*Aim*:
Locate each line in the entries below that contains the string "legend", and copy those lines out.

*Data lines*:
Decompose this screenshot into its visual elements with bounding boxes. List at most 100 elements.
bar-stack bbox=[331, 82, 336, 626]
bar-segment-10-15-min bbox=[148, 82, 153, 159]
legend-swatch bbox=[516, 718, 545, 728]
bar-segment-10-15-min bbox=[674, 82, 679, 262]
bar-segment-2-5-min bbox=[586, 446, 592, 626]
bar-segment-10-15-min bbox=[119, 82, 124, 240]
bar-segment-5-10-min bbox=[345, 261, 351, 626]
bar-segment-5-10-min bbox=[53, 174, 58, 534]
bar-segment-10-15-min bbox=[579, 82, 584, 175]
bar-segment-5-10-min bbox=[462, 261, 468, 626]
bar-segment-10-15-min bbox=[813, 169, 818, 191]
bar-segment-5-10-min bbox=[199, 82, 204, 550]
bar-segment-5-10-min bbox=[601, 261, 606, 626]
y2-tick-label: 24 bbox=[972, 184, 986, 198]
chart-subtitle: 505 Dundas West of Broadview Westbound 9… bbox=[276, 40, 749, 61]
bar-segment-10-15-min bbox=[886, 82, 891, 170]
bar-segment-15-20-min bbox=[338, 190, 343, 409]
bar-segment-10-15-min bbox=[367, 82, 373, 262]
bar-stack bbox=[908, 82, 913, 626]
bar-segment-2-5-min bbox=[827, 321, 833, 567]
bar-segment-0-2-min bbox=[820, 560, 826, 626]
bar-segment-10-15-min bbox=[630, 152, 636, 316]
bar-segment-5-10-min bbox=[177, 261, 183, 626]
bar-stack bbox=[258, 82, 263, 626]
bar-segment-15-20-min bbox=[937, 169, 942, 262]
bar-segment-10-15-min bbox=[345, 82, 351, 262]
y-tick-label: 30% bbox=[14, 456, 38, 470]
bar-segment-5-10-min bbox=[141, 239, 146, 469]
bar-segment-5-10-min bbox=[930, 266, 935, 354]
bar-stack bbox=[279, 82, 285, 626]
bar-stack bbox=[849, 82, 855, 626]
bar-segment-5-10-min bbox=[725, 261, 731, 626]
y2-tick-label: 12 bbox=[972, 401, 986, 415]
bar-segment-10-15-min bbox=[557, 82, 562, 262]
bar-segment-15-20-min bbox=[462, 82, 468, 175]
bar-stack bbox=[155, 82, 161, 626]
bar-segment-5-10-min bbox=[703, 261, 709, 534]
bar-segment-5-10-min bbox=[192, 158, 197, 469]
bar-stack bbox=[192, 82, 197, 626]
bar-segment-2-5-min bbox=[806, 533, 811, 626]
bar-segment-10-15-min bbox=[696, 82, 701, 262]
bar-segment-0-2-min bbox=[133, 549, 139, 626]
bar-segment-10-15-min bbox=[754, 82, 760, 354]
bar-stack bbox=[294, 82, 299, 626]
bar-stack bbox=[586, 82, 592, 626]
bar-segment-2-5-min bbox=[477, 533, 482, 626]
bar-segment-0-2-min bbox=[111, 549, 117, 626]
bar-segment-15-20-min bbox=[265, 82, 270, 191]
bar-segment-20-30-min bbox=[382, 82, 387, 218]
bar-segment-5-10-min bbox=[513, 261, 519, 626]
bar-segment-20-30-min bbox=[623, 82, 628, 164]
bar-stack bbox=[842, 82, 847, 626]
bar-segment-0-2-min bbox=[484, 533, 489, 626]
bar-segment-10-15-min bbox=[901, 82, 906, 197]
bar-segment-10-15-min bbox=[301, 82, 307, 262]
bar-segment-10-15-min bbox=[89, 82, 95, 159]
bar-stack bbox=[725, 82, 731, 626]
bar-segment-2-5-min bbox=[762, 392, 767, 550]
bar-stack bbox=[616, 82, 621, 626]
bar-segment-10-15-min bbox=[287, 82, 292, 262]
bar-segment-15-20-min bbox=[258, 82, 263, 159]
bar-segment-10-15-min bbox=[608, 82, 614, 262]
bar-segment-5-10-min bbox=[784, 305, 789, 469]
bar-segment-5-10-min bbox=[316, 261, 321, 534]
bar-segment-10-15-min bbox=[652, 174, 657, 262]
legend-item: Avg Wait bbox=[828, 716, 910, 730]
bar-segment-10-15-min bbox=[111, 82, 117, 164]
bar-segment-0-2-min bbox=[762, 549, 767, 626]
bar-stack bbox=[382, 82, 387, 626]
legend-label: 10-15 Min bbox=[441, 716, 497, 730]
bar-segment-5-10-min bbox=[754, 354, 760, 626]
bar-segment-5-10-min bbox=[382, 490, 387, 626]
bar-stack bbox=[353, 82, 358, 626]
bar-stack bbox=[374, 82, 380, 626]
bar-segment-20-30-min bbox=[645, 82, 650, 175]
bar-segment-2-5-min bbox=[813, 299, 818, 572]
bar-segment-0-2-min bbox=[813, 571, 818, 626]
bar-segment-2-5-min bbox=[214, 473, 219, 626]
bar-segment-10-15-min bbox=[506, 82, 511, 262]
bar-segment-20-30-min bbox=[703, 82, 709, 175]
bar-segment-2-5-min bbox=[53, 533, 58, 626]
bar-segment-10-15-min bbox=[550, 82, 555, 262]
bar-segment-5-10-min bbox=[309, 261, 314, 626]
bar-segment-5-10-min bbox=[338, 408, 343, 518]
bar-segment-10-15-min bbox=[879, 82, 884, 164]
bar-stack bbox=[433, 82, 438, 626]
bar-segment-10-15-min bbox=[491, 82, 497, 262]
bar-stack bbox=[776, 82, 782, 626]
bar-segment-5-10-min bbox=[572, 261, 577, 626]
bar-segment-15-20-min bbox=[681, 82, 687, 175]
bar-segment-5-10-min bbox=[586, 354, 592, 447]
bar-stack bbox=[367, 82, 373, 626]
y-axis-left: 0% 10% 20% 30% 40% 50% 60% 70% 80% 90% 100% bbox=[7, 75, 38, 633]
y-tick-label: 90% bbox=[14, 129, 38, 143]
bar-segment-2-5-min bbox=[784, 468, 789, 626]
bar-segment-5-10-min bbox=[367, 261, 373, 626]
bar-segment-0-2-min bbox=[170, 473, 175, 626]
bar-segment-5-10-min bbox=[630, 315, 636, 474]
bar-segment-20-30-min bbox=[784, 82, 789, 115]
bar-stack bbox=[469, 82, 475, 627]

*Answer to the task*:
legend-swatch bbox=[516, 718, 545, 728]
legend-item: Avg Wait bbox=[828, 716, 910, 730]
legend-label: 10-15 Min bbox=[441, 716, 497, 730]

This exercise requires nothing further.